▶ **JOB**: Copy every line of the data exactly, leaving nothing out.

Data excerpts
▶
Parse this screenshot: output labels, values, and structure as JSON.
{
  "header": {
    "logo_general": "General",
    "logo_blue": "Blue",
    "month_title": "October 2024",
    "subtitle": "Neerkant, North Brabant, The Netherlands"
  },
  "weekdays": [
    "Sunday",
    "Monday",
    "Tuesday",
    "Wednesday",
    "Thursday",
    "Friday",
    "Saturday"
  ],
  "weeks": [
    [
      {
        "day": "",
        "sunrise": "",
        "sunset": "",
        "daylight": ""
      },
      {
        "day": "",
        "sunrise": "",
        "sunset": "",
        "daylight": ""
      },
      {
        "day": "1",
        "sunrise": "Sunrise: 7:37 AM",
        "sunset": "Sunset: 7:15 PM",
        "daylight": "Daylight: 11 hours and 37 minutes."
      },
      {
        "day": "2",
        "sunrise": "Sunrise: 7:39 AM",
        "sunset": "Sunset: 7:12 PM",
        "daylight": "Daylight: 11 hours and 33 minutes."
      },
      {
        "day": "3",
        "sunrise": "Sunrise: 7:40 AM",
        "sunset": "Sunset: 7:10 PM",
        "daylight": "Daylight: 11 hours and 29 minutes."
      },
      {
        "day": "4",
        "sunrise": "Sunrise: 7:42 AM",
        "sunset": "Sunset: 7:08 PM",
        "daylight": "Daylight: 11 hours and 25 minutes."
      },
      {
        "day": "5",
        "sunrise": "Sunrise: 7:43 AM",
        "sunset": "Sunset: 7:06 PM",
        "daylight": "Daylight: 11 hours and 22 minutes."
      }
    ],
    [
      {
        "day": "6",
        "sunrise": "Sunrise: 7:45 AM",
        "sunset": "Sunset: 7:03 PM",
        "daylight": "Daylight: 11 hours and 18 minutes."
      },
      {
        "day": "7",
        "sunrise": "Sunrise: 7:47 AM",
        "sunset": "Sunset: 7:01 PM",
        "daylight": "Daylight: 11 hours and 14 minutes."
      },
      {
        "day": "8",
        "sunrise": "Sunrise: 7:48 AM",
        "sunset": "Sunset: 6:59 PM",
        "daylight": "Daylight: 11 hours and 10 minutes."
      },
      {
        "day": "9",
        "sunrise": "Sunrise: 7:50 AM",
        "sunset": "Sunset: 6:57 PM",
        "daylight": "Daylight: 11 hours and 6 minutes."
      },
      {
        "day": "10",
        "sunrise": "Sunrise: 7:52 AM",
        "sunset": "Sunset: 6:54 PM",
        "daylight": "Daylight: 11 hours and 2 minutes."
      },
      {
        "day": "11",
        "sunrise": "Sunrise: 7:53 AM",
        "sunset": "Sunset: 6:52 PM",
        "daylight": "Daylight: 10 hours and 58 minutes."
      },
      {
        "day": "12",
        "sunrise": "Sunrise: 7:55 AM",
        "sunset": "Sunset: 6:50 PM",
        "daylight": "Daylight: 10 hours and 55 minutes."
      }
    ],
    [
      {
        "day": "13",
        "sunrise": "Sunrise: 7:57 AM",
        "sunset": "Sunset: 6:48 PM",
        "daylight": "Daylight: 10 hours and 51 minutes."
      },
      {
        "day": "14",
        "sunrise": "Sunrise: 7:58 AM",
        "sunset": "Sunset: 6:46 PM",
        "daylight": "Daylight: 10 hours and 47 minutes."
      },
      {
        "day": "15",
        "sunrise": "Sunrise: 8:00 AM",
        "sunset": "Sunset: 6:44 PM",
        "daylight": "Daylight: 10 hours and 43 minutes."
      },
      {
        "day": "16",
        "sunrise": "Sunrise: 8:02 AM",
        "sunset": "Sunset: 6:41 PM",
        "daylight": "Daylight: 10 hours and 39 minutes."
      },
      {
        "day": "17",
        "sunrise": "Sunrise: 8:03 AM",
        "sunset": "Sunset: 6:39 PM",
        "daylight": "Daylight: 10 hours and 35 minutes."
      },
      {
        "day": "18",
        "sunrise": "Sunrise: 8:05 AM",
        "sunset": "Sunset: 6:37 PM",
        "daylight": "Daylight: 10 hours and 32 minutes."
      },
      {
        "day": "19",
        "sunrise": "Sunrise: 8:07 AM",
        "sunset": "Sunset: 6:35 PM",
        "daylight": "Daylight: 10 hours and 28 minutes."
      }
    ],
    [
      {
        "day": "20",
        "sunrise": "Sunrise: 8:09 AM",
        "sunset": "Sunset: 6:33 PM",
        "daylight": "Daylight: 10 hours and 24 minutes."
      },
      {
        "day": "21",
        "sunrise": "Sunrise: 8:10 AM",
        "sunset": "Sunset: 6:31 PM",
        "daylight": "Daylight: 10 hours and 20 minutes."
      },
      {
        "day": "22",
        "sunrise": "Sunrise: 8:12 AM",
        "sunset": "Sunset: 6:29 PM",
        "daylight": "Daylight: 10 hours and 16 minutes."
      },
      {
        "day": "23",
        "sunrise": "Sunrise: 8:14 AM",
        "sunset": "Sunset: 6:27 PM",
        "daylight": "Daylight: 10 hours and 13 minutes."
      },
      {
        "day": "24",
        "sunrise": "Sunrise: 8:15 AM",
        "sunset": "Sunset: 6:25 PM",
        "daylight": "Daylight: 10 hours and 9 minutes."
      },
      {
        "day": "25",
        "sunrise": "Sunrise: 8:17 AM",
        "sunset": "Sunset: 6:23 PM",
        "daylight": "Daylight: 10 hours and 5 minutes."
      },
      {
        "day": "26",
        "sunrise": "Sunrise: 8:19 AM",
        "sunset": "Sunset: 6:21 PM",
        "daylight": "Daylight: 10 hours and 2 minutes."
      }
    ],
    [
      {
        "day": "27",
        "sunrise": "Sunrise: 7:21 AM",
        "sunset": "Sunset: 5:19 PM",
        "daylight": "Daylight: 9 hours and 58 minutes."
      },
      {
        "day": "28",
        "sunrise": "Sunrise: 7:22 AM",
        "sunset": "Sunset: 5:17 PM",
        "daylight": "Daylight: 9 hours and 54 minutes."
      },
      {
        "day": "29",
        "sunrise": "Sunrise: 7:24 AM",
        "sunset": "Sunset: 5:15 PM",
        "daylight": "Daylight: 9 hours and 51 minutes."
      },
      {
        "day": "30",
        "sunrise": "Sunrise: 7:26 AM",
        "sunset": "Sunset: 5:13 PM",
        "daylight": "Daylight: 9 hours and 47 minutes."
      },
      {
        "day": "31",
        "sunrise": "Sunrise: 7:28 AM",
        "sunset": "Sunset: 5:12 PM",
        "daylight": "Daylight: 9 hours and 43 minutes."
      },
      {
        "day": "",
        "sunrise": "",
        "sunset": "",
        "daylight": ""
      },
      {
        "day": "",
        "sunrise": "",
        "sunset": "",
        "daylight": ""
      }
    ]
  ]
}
◀
▶ **TASK RESULT**:
Parse this screenshot: output labels, values, and structure as JSON.
{
  "header": {
    "logo_general": "General",
    "logo_blue": "Blue",
    "month_title": "October 2024",
    "subtitle": "Neerkant, North Brabant, The Netherlands"
  },
  "weekdays": [
    "Sunday",
    "Monday",
    "Tuesday",
    "Wednesday",
    "Thursday",
    "Friday",
    "Saturday"
  ],
  "weeks": [
    [
      {
        "day": "",
        "sunrise": "",
        "sunset": "",
        "daylight": ""
      },
      {
        "day": "",
        "sunrise": "",
        "sunset": "",
        "daylight": ""
      },
      {
        "day": "1",
        "sunrise": "Sunrise: 7:37 AM",
        "sunset": "Sunset: 7:15 PM",
        "daylight": "Daylight: 11 hours and 37 minutes."
      },
      {
        "day": "2",
        "sunrise": "Sunrise: 7:39 AM",
        "sunset": "Sunset: 7:12 PM",
        "daylight": "Daylight: 11 hours and 33 minutes."
      },
      {
        "day": "3",
        "sunrise": "Sunrise: 7:40 AM",
        "sunset": "Sunset: 7:10 PM",
        "daylight": "Daylight: 11 hours and 29 minutes."
      },
      {
        "day": "4",
        "sunrise": "Sunrise: 7:42 AM",
        "sunset": "Sunset: 7:08 PM",
        "daylight": "Daylight: 11 hours and 25 minutes."
      },
      {
        "day": "5",
        "sunrise": "Sunrise: 7:43 AM",
        "sunset": "Sunset: 7:06 PM",
        "daylight": "Daylight: 11 hours and 22 minutes."
      }
    ],
    [
      {
        "day": "6",
        "sunrise": "Sunrise: 7:45 AM",
        "sunset": "Sunset: 7:03 PM",
        "daylight": "Daylight: 11 hours and 18 minutes."
      },
      {
        "day": "7",
        "sunrise": "Sunrise: 7:47 AM",
        "sunset": "Sunset: 7:01 PM",
        "daylight": "Daylight: 11 hours and 14 minutes."
      },
      {
        "day": "8",
        "sunrise": "Sunrise: 7:48 AM",
        "sunset": "Sunset: 6:59 PM",
        "daylight": "Daylight: 11 hours and 10 minutes."
      },
      {
        "day": "9",
        "sunrise": "Sunrise: 7:50 AM",
        "sunset": "Sunset: 6:57 PM",
        "daylight": "Daylight: 11 hours and 6 minutes."
      },
      {
        "day": "10",
        "sunrise": "Sunrise: 7:52 AM",
        "sunset": "Sunset: 6:54 PM",
        "daylight": "Daylight: 11 hours and 2 minutes."
      },
      {
        "day": "11",
        "sunrise": "Sunrise: 7:53 AM",
        "sunset": "Sunset: 6:52 PM",
        "daylight": "Daylight: 10 hours and 58 minutes."
      },
      {
        "day": "12",
        "sunrise": "Sunrise: 7:55 AM",
        "sunset": "Sunset: 6:50 PM",
        "daylight": "Daylight: 10 hours and 55 minutes."
      }
    ],
    [
      {
        "day": "13",
        "sunrise": "Sunrise: 7:57 AM",
        "sunset": "Sunset: 6:48 PM",
        "daylight": "Daylight: 10 hours and 51 minutes."
      },
      {
        "day": "14",
        "sunrise": "Sunrise: 7:58 AM",
        "sunset": "Sunset: 6:46 PM",
        "daylight": "Daylight: 10 hours and 47 minutes."
      },
      {
        "day": "15",
        "sunrise": "Sunrise: 8:00 AM",
        "sunset": "Sunset: 6:44 PM",
        "daylight": "Daylight: 10 hours and 43 minutes."
      },
      {
        "day": "16",
        "sunrise": "Sunrise: 8:02 AM",
        "sunset": "Sunset: 6:41 PM",
        "daylight": "Daylight: 10 hours and 39 minutes."
      },
      {
        "day": "17",
        "sunrise": "Sunrise: 8:03 AM",
        "sunset": "Sunset: 6:39 PM",
        "daylight": "Daylight: 10 hours and 35 minutes."
      },
      {
        "day": "18",
        "sunrise": "Sunrise: 8:05 AM",
        "sunset": "Sunset: 6:37 PM",
        "daylight": "Daylight: 10 hours and 32 minutes."
      },
      {
        "day": "19",
        "sunrise": "Sunrise: 8:07 AM",
        "sunset": "Sunset: 6:35 PM",
        "daylight": "Daylight: 10 hours and 28 minutes."
      }
    ],
    [
      {
        "day": "20",
        "sunrise": "Sunrise: 8:09 AM",
        "sunset": "Sunset: 6:33 PM",
        "daylight": "Daylight: 10 hours and 24 minutes."
      },
      {
        "day": "21",
        "sunrise": "Sunrise: 8:10 AM",
        "sunset": "Sunset: 6:31 PM",
        "daylight": "Daylight: 10 hours and 20 minutes."
      },
      {
        "day": "22",
        "sunrise": "Sunrise: 8:12 AM",
        "sunset": "Sunset: 6:29 PM",
        "daylight": "Daylight: 10 hours and 16 minutes."
      },
      {
        "day": "23",
        "sunrise": "Sunrise: 8:14 AM",
        "sunset": "Sunset: 6:27 PM",
        "daylight": "Daylight: 10 hours and 13 minutes."
      },
      {
        "day": "24",
        "sunrise": "Sunrise: 8:15 AM",
        "sunset": "Sunset: 6:25 PM",
        "daylight": "Daylight: 10 hours and 9 minutes."
      },
      {
        "day": "25",
        "sunrise": "Sunrise: 8:17 AM",
        "sunset": "Sunset: 6:23 PM",
        "daylight": "Daylight: 10 hours and 5 minutes."
      },
      {
        "day": "26",
        "sunrise": "Sunrise: 8:19 AM",
        "sunset": "Sunset: 6:21 PM",
        "daylight": "Daylight: 10 hours and 2 minutes."
      }
    ],
    [
      {
        "day": "27",
        "sunrise": "Sunrise: 7:21 AM",
        "sunset": "Sunset: 5:19 PM",
        "daylight": "Daylight: 9 hours and 58 minutes."
      },
      {
        "day": "28",
        "sunrise": "Sunrise: 7:22 AM",
        "sunset": "Sunset: 5:17 PM",
        "daylight": "Daylight: 9 hours and 54 minutes."
      },
      {
        "day": "29",
        "sunrise": "Sunrise: 7:24 AM",
        "sunset": "Sunset: 5:15 PM",
        "daylight": "Daylight: 9 hours and 51 minutes."
      },
      {
        "day": "30",
        "sunrise": "Sunrise: 7:26 AM",
        "sunset": "Sunset: 5:13 PM",
        "daylight": "Daylight: 9 hours and 47 minutes."
      },
      {
        "day": "31",
        "sunrise": "Sunrise: 7:28 AM",
        "sunset": "Sunset: 5:12 PM",
        "daylight": "Daylight: 9 hours and 43 minutes."
      },
      {
        "day": "",
        "sunrise": "",
        "sunset": "",
        "daylight": ""
      },
      {
        "day": "",
        "sunrise": "",
        "sunset": "",
        "daylight": ""
      }
    ]
  ]
}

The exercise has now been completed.